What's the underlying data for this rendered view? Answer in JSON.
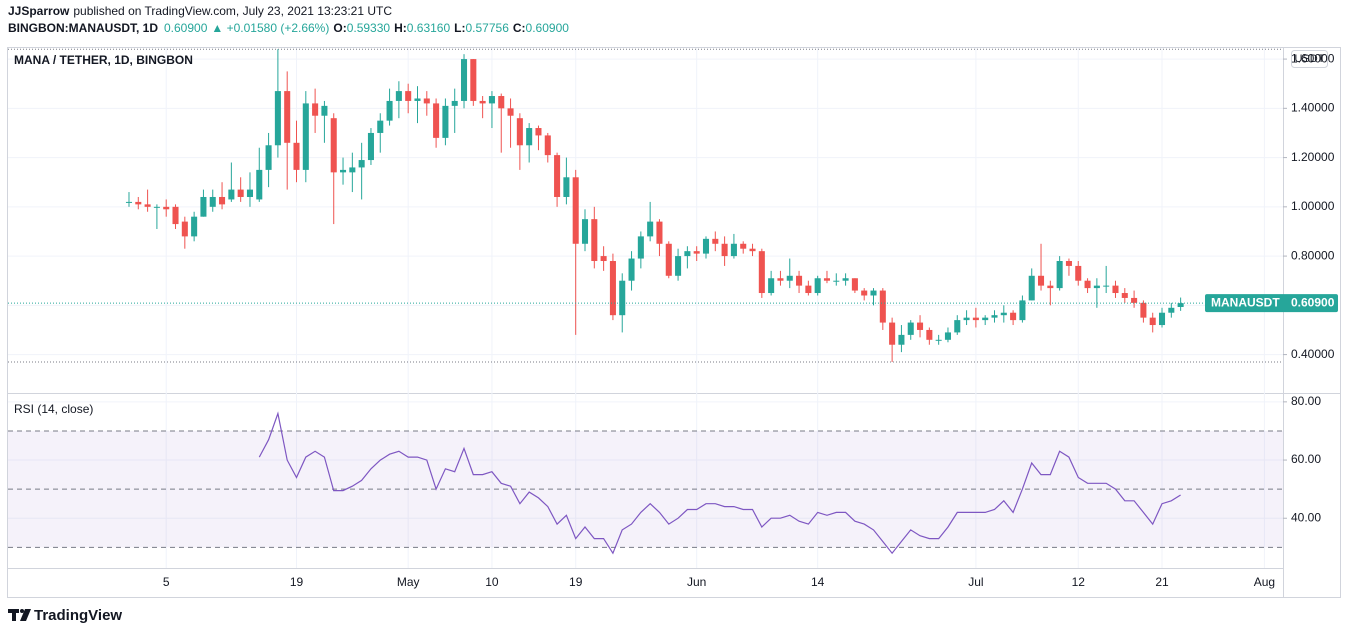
{
  "header": {
    "author": "JJSparrow",
    "published": "published on TradingView.com, July 23, 2021 13:23:21 UTC",
    "symbol": "BINGBON:MANAUSDT, 1D",
    "price": "0.60900",
    "change": "▲ +0.01580 (+2.66%)",
    "o_label": "O:",
    "o": "0.59330",
    "h_label": "H:",
    "h": "0.63160",
    "l_label": "L:",
    "l": "0.57756",
    "c_label": "C:",
    "c": "0.60900"
  },
  "chart_data": [
    {
      "type": "candlestick",
      "title": "MANA / TETHER, 1D, BINGBON",
      "currency": "USDT",
      "up_color": "#26a69a",
      "down_color": "#ef5350",
      "grid": true,
      "x": [
        "2021-04-01",
        "2021-04-02",
        "2021-04-03",
        "2021-04-04",
        "2021-04-05",
        "2021-04-06",
        "2021-04-07",
        "2021-04-08",
        "2021-04-09",
        "2021-04-10",
        "2021-04-11",
        "2021-04-12",
        "2021-04-13",
        "2021-04-14",
        "2021-04-15",
        "2021-04-16",
        "2021-04-17",
        "2021-04-18",
        "2021-04-19",
        "2021-04-20",
        "2021-04-21",
        "2021-04-22",
        "2021-04-23",
        "2021-04-24",
        "2021-04-25",
        "2021-04-26",
        "2021-04-27",
        "2021-04-28",
        "2021-04-29",
        "2021-04-30",
        "2021-05-01",
        "2021-05-02",
        "2021-05-03",
        "2021-05-04",
        "2021-05-05",
        "2021-05-06",
        "2021-05-07",
        "2021-05-08",
        "2021-05-09",
        "2021-05-10",
        "2021-05-11",
        "2021-05-12",
        "2021-05-13",
        "2021-05-14",
        "2021-05-15",
        "2021-05-16",
        "2021-05-17",
        "2021-05-18",
        "2021-05-19",
        "2021-05-20",
        "2021-05-21",
        "2021-05-22",
        "2021-05-23",
        "2021-05-24",
        "2021-05-25",
        "2021-05-26",
        "2021-05-27",
        "2021-05-28",
        "2021-05-29",
        "2021-05-30",
        "2021-05-31",
        "2021-06-01",
        "2021-06-02",
        "2021-06-03",
        "2021-06-04",
        "2021-06-05",
        "2021-06-06",
        "2021-06-07",
        "2021-06-08",
        "2021-06-09",
        "2021-06-10",
        "2021-06-11",
        "2021-06-12",
        "2021-06-13",
        "2021-06-14",
        "2021-06-15",
        "2021-06-16",
        "2021-06-17",
        "2021-06-18",
        "2021-06-19",
        "2021-06-20",
        "2021-06-21",
        "2021-06-22",
        "2021-06-23",
        "2021-06-24",
        "2021-06-25",
        "2021-06-26",
        "2021-06-27",
        "2021-06-28",
        "2021-06-29",
        "2021-06-30",
        "2021-07-01",
        "2021-07-02",
        "2021-07-03",
        "2021-07-04",
        "2021-07-05",
        "2021-07-06",
        "2021-07-07",
        "2021-07-08",
        "2021-07-09",
        "2021-07-10",
        "2021-07-11",
        "2021-07-12",
        "2021-07-13",
        "2021-07-14",
        "2021-07-15",
        "2021-07-16",
        "2021-07-17",
        "2021-07-18",
        "2021-07-19",
        "2021-07-20",
        "2021-07-21",
        "2021-07-22",
        "2021-07-23"
      ],
      "open": [
        1.02,
        1.02,
        1.01,
        1.0,
        1.0,
        1.0,
        0.94,
        0.88,
        0.96,
        1.0,
        1.04,
        1.03,
        1.07,
        1.04,
        1.03,
        1.15,
        1.25,
        1.47,
        1.26,
        1.15,
        1.42,
        1.37,
        1.36,
        1.14,
        1.14,
        1.16,
        1.19,
        1.3,
        1.35,
        1.43,
        1.47,
        1.43,
        1.44,
        1.42,
        1.28,
        1.41,
        1.43,
        1.6,
        1.43,
        1.42,
        1.45,
        1.4,
        1.36,
        1.25,
        1.32,
        1.29,
        1.21,
        1.04,
        1.12,
        0.85,
        0.95,
        0.8,
        0.78,
        0.56,
        0.7,
        0.79,
        0.88,
        0.94,
        0.85,
        0.72,
        0.8,
        0.82,
        0.81,
        0.87,
        0.85,
        0.8,
        0.85,
        0.83,
        0.82,
        0.65,
        0.71,
        0.7,
        0.72,
        0.68,
        0.65,
        0.71,
        0.7,
        0.7,
        0.71,
        0.66,
        0.64,
        0.66,
        0.53,
        0.44,
        0.48,
        0.53,
        0.5,
        0.46,
        0.46,
        0.49,
        0.54,
        0.55,
        0.54,
        0.55,
        0.56,
        0.57,
        0.54,
        0.62,
        0.72,
        0.68,
        0.67,
        0.78,
        0.76,
        0.7,
        0.67,
        0.68,
        0.68,
        0.65,
        0.63,
        0.61,
        0.55,
        0.52,
        0.57,
        0.5933
      ],
      "high": [
        1.06,
        1.04,
        1.07,
        1.01,
        1.03,
        1.01,
        0.96,
        0.98,
        1.07,
        1.07,
        1.1,
        1.18,
        1.12,
        1.14,
        1.24,
        1.3,
        1.64,
        1.55,
        1.35,
        1.47,
        1.48,
        1.43,
        1.38,
        1.2,
        1.22,
        1.26,
        1.32,
        1.38,
        1.48,
        1.51,
        1.5,
        1.49,
        1.47,
        1.44,
        1.44,
        1.48,
        1.62,
        1.6,
        1.45,
        1.47,
        1.46,
        1.44,
        1.38,
        1.34,
        1.33,
        1.3,
        1.22,
        1.2,
        1.15,
        0.99,
        1.0,
        0.84,
        0.81,
        0.73,
        0.82,
        0.9,
        1.02,
        0.95,
        0.86,
        0.83,
        0.84,
        0.84,
        0.88,
        0.9,
        0.88,
        0.89,
        0.86,
        0.85,
        0.83,
        0.74,
        0.74,
        0.79,
        0.74,
        0.7,
        0.72,
        0.74,
        0.73,
        0.73,
        0.71,
        0.67,
        0.67,
        0.67,
        0.55,
        0.52,
        0.54,
        0.56,
        0.51,
        0.48,
        0.51,
        0.56,
        0.58,
        0.59,
        0.56,
        0.58,
        0.6,
        0.58,
        0.64,
        0.75,
        0.85,
        0.7,
        0.8,
        0.79,
        0.78,
        0.71,
        0.71,
        0.76,
        0.7,
        0.67,
        0.66,
        0.62,
        0.57,
        0.59,
        0.61,
        0.6316
      ],
      "low": [
        1.0,
        0.99,
        0.98,
        0.91,
        0.96,
        0.91,
        0.83,
        0.86,
        0.96,
        0.98,
        0.99,
        1.02,
        1.02,
        1.0,
        1.02,
        1.08,
        1.2,
        1.07,
        1.1,
        1.1,
        1.3,
        1.26,
        0.93,
        1.09,
        1.06,
        1.03,
        1.17,
        1.22,
        1.33,
        1.36,
        1.38,
        1.34,
        1.37,
        1.24,
        1.25,
        1.3,
        1.4,
        1.41,
        1.36,
        1.32,
        1.22,
        1.24,
        1.15,
        1.18,
        1.23,
        1.18,
        1.0,
        1.01,
        0.48,
        0.82,
        0.75,
        0.74,
        0.54,
        0.49,
        0.66,
        0.75,
        0.86,
        0.8,
        0.71,
        0.7,
        0.75,
        0.78,
        0.79,
        0.82,
        0.76,
        0.79,
        0.81,
        0.8,
        0.63,
        0.64,
        0.68,
        0.67,
        0.65,
        0.64,
        0.64,
        0.69,
        0.68,
        0.68,
        0.65,
        0.62,
        0.6,
        0.5,
        0.37,
        0.41,
        0.46,
        0.47,
        0.44,
        0.44,
        0.45,
        0.48,
        0.52,
        0.51,
        0.52,
        0.53,
        0.53,
        0.52,
        0.53,
        0.62,
        0.66,
        0.6,
        0.66,
        0.72,
        0.68,
        0.65,
        0.59,
        0.65,
        0.63,
        0.61,
        0.59,
        0.53,
        0.49,
        0.51,
        0.55,
        0.57756
      ],
      "close": [
        1.02,
        1.01,
        1.0,
        1.0,
        0.99,
        0.93,
        0.88,
        0.96,
        1.04,
        1.04,
        1.01,
        1.07,
        1.04,
        1.07,
        1.15,
        1.25,
        1.47,
        1.26,
        1.15,
        1.42,
        1.37,
        1.41,
        1.14,
        1.15,
        1.16,
        1.19,
        1.3,
        1.35,
        1.43,
        1.47,
        1.43,
        1.44,
        1.42,
        1.28,
        1.41,
        1.43,
        1.6,
        1.43,
        1.42,
        1.45,
        1.4,
        1.37,
        1.25,
        1.32,
        1.29,
        1.21,
        1.04,
        1.12,
        0.85,
        0.95,
        0.78,
        0.78,
        0.56,
        0.7,
        0.79,
        0.88,
        0.94,
        0.85,
        0.72,
        0.8,
        0.82,
        0.81,
        0.87,
        0.85,
        0.8,
        0.85,
        0.83,
        0.82,
        0.65,
        0.71,
        0.7,
        0.72,
        0.68,
        0.65,
        0.71,
        0.7,
        0.7,
        0.71,
        0.66,
        0.64,
        0.66,
        0.53,
        0.44,
        0.48,
        0.53,
        0.5,
        0.46,
        0.46,
        0.49,
        0.54,
        0.55,
        0.54,
        0.55,
        0.56,
        0.57,
        0.54,
        0.62,
        0.72,
        0.68,
        0.67,
        0.78,
        0.76,
        0.7,
        0.67,
        0.68,
        0.68,
        0.65,
        0.63,
        0.61,
        0.55,
        0.52,
        0.57,
        0.59,
        0.609
      ],
      "ylim": [
        0.244,
        1.645
      ],
      "yticks": [
        {
          "value": 0.4,
          "label": "0.40000"
        },
        {
          "value": 0.6,
          "label": "0.60000"
        },
        {
          "value": 0.8,
          "label": "0.80000"
        },
        {
          "value": 1.0,
          "label": "1.00000"
        },
        {
          "value": 1.2,
          "label": "1.20000"
        },
        {
          "value": 1.4,
          "label": "1.40000"
        },
        {
          "value": 1.6,
          "label": "1.60000"
        }
      ],
      "xlim": [
        "2021-03-19",
        "2021-08-03"
      ],
      "xticks": [
        {
          "value": "2021-04-05",
          "label": "5"
        },
        {
          "value": "2021-04-19",
          "label": "19"
        },
        {
          "value": "2021-05-01",
          "label": "May"
        },
        {
          "value": "2021-05-10",
          "label": "10"
        },
        {
          "value": "2021-05-19",
          "label": "19"
        },
        {
          "value": "2021-06-01",
          "label": "Jun"
        },
        {
          "value": "2021-06-14",
          "label": "14"
        },
        {
          "value": "2021-07-01",
          "label": "Jul"
        },
        {
          "value": "2021-07-12",
          "label": "12"
        },
        {
          "value": "2021-07-21",
          "label": "21"
        },
        {
          "value": "2021-08-01",
          "label": "Aug"
        }
      ],
      "last_price": {
        "symbol": "MANAUSDT",
        "value": 0.609,
        "label": "0.60900"
      }
    },
    {
      "type": "line",
      "title": "RSI (14, close)",
      "color": "#7e57c2",
      "band_color": "#7e57c2",
      "values": [
        null,
        null,
        null,
        null,
        null,
        null,
        null,
        null,
        null,
        null,
        null,
        null,
        null,
        null,
        61,
        67,
        76,
        60,
        54,
        61,
        63,
        61,
        49.5,
        49.5,
        51,
        53,
        57,
        60,
        62,
        63,
        61,
        61,
        60,
        50,
        57,
        56,
        64,
        55,
        55,
        56,
        52,
        51,
        45,
        49,
        47,
        44,
        38,
        41,
        33,
        37,
        33,
        33,
        28,
        36,
        38,
        42,
        45,
        42,
        38,
        40,
        43,
        43,
        45,
        45,
        44,
        44,
        43,
        43,
        37,
        40,
        40,
        41,
        39,
        38,
        42,
        41,
        42,
        42,
        39,
        38,
        36,
        32,
        28,
        32,
        36,
        34,
        33,
        33,
        37,
        42,
        42,
        42,
        42,
        43,
        46,
        42,
        50,
        59,
        55,
        55,
        63,
        61,
        54,
        52,
        52,
        52,
        50,
        46,
        46,
        42,
        38,
        45,
        46,
        48
      ],
      "ylim": [
        22.9,
        82.7
      ],
      "yticks": [
        {
          "value": 40,
          "label": "40.00"
        },
        {
          "value": 60,
          "label": "60.00"
        },
        {
          "value": 80,
          "label": "80.00"
        }
      ],
      "bands": [
        30,
        50,
        70
      ]
    }
  ],
  "footer": {
    "brand": "TradingView"
  }
}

» Exercise requirements
Say how many lines in this listing hold the string "symbol", giving the count and nothing more.

» Exercise output
2